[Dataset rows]
════════

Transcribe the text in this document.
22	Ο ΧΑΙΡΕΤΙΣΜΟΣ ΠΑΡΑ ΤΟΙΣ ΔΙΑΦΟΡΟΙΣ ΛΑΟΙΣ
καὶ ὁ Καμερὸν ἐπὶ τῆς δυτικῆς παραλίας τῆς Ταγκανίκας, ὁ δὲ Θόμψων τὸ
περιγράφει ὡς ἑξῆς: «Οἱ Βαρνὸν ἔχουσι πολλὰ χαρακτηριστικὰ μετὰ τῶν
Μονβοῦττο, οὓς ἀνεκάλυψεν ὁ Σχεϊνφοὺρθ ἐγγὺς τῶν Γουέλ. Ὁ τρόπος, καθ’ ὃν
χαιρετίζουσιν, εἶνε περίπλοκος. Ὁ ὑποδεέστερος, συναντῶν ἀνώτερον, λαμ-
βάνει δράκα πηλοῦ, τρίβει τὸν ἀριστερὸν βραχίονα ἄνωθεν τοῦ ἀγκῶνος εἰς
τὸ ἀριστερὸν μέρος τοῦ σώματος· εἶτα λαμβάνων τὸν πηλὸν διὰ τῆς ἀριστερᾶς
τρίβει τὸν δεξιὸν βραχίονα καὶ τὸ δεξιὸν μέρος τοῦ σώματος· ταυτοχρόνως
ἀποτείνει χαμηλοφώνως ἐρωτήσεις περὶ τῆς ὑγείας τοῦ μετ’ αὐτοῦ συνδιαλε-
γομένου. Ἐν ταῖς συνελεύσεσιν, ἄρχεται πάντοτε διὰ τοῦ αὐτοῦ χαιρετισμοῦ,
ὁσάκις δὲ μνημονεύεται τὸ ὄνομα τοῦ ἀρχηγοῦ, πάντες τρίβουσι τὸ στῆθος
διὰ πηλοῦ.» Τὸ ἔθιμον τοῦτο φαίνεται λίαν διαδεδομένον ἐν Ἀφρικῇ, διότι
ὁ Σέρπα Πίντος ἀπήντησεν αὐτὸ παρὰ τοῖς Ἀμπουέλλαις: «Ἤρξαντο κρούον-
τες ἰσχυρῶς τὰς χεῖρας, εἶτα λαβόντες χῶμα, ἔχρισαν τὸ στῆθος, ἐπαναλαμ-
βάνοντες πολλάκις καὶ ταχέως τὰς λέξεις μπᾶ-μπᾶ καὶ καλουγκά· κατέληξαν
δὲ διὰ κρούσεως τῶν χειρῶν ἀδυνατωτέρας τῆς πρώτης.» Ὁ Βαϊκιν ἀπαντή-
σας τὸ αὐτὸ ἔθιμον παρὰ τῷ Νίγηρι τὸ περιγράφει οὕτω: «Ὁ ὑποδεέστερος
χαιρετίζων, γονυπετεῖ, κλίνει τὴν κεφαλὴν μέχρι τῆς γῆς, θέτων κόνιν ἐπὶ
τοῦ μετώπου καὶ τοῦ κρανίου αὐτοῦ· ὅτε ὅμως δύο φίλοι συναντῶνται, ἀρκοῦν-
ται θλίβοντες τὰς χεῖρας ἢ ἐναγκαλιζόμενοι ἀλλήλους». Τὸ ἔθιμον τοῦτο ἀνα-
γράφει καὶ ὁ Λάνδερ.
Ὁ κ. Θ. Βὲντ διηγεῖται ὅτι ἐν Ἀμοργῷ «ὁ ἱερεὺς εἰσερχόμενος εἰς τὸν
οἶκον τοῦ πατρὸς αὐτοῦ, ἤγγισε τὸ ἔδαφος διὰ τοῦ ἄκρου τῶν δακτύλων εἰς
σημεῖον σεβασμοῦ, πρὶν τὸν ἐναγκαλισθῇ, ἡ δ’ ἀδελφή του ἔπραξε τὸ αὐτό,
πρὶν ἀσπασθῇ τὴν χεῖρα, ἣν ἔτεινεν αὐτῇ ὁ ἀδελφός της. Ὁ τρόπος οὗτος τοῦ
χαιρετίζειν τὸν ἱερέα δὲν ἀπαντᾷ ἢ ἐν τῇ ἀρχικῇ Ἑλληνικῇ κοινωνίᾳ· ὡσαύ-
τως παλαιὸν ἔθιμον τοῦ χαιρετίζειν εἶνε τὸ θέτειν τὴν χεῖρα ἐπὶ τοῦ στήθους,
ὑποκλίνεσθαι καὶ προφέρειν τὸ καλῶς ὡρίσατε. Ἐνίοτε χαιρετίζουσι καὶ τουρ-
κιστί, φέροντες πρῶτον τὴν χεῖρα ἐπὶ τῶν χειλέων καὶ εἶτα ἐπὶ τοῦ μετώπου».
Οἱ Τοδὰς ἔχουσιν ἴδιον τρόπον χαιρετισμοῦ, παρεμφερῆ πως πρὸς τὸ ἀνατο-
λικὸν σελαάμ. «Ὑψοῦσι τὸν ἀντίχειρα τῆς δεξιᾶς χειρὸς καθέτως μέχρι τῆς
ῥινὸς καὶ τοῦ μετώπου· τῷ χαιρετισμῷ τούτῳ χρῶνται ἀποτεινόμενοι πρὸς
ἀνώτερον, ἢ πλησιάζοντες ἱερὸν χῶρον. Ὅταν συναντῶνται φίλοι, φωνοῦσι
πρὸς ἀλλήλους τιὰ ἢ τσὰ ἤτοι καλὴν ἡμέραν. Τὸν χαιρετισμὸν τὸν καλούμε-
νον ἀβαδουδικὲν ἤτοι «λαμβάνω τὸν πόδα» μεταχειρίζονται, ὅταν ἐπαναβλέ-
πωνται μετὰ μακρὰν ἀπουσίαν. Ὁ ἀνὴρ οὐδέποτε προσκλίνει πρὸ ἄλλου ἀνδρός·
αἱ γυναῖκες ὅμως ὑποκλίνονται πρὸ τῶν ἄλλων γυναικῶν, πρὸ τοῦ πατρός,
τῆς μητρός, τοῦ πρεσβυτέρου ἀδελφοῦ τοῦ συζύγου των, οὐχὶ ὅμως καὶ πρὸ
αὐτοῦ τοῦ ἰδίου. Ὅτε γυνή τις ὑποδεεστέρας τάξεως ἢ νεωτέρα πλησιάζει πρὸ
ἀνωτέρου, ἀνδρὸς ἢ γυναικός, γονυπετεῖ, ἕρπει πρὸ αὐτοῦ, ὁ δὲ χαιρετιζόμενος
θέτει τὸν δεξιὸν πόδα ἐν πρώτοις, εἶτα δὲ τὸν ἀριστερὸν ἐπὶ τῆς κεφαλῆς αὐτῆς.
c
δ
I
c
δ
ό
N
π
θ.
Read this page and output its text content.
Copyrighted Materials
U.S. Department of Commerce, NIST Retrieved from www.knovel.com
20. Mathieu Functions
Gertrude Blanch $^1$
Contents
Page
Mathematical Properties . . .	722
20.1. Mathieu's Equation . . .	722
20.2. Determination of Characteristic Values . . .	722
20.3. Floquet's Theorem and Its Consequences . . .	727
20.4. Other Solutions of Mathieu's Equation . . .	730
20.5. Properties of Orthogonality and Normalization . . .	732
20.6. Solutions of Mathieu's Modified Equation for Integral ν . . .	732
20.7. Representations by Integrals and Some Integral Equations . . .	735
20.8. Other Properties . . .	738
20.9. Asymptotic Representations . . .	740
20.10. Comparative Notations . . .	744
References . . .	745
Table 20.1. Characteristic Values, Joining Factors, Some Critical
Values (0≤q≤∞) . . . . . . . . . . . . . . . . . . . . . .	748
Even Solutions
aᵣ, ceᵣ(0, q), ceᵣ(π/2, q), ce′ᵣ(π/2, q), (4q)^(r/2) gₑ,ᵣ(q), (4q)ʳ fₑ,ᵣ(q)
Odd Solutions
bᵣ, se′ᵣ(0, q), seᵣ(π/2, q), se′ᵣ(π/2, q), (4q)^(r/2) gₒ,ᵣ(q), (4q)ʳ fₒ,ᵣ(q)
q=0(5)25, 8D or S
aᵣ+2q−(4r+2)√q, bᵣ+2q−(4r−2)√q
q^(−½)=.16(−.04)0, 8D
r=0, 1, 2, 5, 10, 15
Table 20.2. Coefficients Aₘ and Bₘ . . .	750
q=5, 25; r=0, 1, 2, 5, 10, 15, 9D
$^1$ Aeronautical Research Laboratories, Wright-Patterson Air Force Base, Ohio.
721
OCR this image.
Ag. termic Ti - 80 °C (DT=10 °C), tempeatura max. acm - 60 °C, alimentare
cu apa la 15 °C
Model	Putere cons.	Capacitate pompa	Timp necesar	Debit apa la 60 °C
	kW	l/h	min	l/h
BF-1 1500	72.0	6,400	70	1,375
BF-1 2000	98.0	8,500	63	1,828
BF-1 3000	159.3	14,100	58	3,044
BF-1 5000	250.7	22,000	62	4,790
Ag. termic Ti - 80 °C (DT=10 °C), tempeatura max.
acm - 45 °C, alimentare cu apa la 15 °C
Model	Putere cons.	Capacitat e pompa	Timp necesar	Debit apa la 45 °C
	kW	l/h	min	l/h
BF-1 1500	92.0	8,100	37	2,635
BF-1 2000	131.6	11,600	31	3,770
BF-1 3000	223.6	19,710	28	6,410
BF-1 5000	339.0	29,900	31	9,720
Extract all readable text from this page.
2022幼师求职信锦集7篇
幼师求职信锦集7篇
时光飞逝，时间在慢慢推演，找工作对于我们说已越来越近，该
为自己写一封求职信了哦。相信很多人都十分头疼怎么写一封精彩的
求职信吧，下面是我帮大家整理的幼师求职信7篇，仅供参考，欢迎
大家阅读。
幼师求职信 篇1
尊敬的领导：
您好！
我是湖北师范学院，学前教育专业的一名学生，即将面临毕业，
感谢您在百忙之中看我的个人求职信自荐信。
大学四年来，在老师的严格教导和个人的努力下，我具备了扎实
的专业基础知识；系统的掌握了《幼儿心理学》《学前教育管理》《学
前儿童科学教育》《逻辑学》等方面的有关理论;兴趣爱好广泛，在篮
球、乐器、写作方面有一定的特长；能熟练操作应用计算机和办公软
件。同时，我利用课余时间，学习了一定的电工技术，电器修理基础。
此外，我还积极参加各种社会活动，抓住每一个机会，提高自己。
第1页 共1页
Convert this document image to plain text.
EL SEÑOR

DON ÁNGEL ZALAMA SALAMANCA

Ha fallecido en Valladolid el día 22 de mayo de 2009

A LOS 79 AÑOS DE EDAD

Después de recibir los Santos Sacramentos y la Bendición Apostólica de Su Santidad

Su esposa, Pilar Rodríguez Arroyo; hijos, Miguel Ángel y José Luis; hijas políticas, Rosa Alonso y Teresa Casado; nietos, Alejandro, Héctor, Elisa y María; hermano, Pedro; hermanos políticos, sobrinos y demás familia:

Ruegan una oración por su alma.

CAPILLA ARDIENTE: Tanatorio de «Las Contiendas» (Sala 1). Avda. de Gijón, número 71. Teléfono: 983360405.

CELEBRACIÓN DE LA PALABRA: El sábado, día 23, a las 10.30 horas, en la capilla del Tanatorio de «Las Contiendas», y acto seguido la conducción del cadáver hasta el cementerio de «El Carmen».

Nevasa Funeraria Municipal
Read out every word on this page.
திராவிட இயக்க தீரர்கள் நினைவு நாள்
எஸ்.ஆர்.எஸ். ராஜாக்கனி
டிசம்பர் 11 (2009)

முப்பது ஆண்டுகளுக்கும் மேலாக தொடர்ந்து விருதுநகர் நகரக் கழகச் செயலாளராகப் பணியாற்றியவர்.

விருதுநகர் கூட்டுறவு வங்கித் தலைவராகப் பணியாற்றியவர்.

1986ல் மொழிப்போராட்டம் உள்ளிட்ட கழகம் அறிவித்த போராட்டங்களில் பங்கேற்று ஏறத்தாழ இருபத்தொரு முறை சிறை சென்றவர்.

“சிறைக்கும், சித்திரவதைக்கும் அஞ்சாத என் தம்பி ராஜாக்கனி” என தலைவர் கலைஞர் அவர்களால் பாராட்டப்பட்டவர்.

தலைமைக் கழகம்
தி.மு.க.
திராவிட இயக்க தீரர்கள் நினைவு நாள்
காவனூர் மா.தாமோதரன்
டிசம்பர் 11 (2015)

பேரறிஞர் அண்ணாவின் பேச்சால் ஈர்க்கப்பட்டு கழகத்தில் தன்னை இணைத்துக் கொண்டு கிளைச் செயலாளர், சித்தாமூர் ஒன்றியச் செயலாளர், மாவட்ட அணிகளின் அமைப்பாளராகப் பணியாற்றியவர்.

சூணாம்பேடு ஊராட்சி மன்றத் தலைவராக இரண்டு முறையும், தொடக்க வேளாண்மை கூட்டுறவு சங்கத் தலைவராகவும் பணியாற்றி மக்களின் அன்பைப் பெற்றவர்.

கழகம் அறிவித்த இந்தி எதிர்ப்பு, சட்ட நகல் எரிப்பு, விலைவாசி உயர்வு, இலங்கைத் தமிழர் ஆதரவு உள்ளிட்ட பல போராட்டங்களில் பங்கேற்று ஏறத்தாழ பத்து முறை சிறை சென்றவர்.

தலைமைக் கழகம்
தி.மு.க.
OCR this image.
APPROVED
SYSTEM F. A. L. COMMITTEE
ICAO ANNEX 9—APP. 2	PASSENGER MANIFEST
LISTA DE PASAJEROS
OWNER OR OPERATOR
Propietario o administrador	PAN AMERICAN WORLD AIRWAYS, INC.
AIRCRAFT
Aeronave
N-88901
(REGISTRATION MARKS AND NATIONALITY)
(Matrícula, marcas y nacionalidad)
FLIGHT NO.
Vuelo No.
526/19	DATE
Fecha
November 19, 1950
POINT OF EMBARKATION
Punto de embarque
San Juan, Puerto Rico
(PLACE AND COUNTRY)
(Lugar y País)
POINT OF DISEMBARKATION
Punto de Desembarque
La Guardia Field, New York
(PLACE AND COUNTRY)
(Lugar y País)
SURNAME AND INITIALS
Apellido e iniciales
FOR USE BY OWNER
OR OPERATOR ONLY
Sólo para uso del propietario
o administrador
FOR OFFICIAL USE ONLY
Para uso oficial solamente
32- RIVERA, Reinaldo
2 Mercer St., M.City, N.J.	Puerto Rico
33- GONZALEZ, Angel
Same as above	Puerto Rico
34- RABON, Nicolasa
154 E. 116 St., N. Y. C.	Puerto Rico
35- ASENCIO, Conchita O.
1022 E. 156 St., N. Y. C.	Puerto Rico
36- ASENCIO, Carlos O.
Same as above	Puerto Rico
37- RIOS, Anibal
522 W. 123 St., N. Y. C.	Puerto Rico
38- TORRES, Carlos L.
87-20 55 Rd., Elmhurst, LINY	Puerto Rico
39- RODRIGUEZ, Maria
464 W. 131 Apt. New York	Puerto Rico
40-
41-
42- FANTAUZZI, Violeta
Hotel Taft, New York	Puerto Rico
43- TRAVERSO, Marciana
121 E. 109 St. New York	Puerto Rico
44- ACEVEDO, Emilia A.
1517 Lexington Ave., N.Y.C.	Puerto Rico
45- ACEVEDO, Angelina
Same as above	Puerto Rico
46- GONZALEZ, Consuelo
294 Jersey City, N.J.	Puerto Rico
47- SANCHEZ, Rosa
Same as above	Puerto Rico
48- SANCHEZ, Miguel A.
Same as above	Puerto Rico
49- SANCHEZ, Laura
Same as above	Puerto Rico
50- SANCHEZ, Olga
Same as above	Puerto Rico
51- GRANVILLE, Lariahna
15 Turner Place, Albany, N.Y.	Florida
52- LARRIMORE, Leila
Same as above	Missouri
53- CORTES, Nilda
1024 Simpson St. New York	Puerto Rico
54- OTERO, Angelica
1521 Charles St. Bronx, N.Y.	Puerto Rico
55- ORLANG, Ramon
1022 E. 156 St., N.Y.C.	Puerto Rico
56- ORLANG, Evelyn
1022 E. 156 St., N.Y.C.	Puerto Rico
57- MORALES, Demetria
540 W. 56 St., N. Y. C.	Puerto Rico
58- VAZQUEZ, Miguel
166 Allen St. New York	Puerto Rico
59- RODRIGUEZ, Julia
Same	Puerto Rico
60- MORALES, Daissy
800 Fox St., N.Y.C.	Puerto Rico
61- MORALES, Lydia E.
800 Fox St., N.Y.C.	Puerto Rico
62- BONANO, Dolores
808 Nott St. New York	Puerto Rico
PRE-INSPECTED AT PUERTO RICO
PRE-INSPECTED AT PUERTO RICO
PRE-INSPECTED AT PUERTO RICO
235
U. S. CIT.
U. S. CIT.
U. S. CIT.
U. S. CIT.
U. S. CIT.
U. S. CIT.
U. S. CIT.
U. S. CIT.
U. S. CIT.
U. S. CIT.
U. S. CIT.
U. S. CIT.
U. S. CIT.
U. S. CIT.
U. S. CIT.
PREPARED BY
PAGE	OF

════════

▶ PROBLEM DETAILS: Go over the records above and tally the lines with the word "αὐτὸ" in them. Give the number alone.

▶ EXPECTED ANSWER: 2